-- START RECORDED INFORMATION --

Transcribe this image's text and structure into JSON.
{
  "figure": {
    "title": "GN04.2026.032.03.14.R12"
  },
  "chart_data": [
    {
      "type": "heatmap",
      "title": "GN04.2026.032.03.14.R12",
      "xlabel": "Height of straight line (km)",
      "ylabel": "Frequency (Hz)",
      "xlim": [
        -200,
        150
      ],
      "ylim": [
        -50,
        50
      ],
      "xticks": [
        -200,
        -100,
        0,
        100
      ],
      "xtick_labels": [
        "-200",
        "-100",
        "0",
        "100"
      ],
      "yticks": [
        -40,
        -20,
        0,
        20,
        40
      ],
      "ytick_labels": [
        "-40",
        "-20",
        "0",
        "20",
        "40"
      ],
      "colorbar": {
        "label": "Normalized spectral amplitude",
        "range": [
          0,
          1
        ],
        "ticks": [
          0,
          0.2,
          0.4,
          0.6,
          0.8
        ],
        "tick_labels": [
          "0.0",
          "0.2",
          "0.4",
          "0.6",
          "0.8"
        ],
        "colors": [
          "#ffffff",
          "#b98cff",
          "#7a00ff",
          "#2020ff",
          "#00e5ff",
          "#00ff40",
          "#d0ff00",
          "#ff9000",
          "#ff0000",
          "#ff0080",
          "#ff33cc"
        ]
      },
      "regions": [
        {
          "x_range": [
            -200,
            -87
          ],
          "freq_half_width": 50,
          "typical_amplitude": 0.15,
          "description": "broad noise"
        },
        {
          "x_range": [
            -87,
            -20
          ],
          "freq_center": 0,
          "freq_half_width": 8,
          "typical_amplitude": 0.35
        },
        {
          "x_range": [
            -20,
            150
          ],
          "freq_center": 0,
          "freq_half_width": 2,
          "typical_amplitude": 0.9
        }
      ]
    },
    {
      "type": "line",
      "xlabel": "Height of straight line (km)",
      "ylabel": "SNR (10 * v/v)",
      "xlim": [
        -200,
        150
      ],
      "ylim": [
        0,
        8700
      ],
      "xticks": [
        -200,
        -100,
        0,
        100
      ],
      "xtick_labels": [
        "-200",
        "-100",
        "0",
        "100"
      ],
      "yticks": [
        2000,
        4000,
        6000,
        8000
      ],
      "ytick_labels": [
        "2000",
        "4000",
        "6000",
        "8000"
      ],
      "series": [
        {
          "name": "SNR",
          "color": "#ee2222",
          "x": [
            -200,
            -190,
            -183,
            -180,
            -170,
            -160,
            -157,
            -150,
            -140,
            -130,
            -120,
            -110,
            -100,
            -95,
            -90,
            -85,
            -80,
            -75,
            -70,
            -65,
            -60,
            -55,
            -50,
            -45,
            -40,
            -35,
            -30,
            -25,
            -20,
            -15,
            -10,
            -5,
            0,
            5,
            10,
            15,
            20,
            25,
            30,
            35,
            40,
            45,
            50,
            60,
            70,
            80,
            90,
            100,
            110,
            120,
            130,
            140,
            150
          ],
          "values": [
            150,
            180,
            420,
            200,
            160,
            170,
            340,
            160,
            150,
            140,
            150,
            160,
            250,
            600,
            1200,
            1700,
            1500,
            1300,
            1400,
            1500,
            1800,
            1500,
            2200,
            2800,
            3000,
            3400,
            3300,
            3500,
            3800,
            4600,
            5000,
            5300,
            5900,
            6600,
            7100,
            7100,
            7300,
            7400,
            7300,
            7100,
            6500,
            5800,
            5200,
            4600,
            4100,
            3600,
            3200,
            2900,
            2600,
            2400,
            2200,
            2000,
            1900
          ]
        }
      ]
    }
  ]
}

-- END RECORDED INFORMATION --

> REQUIRED WORK
Exactly reproduce every line found in the records.

> RESPONSE
Transcribe this image's text and structure into JSON.
{
  "figure": {
    "title": "GN04.2026.032.03.14.R12"
  },
  "chart_data": [
    {
      "type": "heatmap",
      "title": "GN04.2026.032.03.14.R12",
      "xlabel": "Height of straight line (km)",
      "ylabel": "Frequency (Hz)",
      "xlim": [
        -200,
        150
      ],
      "ylim": [
        -50,
        50
      ],
      "xticks": [
        -200,
        -100,
        0,
        100
      ],
      "xtick_labels": [
        "-200",
        "-100",
        "0",
        "100"
      ],
      "yticks": [
        -40,
        -20,
        0,
        20,
        40
      ],
      "ytick_labels": [
        "-40",
        "-20",
        "0",
        "20",
        "40"
      ],
      "colorbar": {
        "label": "Normalized spectral amplitude",
        "range": [
          0,
          1
        ],
        "ticks": [
          0,
          0.2,
          0.4,
          0.6,
          0.8
        ],
        "tick_labels": [
          "0.0",
          "0.2",
          "0.4",
          "0.6",
          "0.8"
        ],
        "colors": [
          "#ffffff",
          "#b98cff",
          "#7a00ff",
          "#2020ff",
          "#00e5ff",
          "#00ff40",
          "#d0ff00",
          "#ff9000",
          "#ff0000",
          "#ff0080",
          "#ff33cc"
        ]
      },
      "regions": [
        {
          "x_range": [
            -200,
            -87
          ],
          "freq_half_width": 50,
          "typical_amplitude": 0.15,
          "description": "broad noise"
        },
        {
          "x_range": [
            -87,
            -20
          ],
          "freq_center": 0,
          "freq_half_width": 8,
          "typical_amplitude": 0.35
        },
        {
          "x_range": [
            -20,
            150
          ],
          "freq_center": 0,
          "freq_half_width": 2,
          "typical_amplitude": 0.9
        }
      ]
    },
    {
      "type": "line",
      "xlabel": "Height of straight line (km)",
      "ylabel": "SNR (10 * v/v)",
      "xlim": [
        -200,
        150
      ],
      "ylim": [
        0,
        8700
      ],
      "xticks": [
        -200,
        -100,
        0,
        100
      ],
      "xtick_labels": [
        "-200",
        "-100",
        "0",
        "100"
      ],
      "yticks": [
        2000,
        4000,
        6000,
        8000
      ],
      "ytick_labels": [
        "2000",
        "4000",
        "6000",
        "8000"
      ],
      "series": [
        {
          "name": "SNR",
          "color": "#ee2222",
          "x": [
            -200,
            -190,
            -183,
            -180,
            -170,
            -160,
            -157,
            -150,
            -140,
            -130,
            -120,
            -110,
            -100,
            -95,
            -90,
            -85,
            -80,
            -75,
            -70,
            -65,
            -60,
            -55,
            -50,
            -45,
            -40,
            -35,
            -30,
            -25,
            -20,
            -15,
            -10,
            -5,
            0,
            5,
            10,
            15,
            20,
            25,
            30,
            35,
            40,
            45,
            50,
            60,
            70,
            80,
            90,
            100,
            110,
            120,
            130,
            140,
            150
          ],
          "values": [
            150,
            180,
            420,
            200,
            160,
            170,
            340,
            160,
            150,
            140,
            150,
            160,
            250,
            600,
            1200,
            1700,
            1500,
            1300,
            1400,
            1500,
            1800,
            1500,
            2200,
            2800,
            3000,
            3400,
            3300,
            3500,
            3800,
            4600,
            5000,
            5300,
            5900,
            6600,
            7100,
            7100,
            7300,
            7400,
            7300,
            7100,
            6500,
            5800,
            5200,
            4600,
            4100,
            3600,
            3200,
            2900,
            2600,
            2400,
            2200,
            2000,
            1900
          ]
        }
      ]
    }
  ]
}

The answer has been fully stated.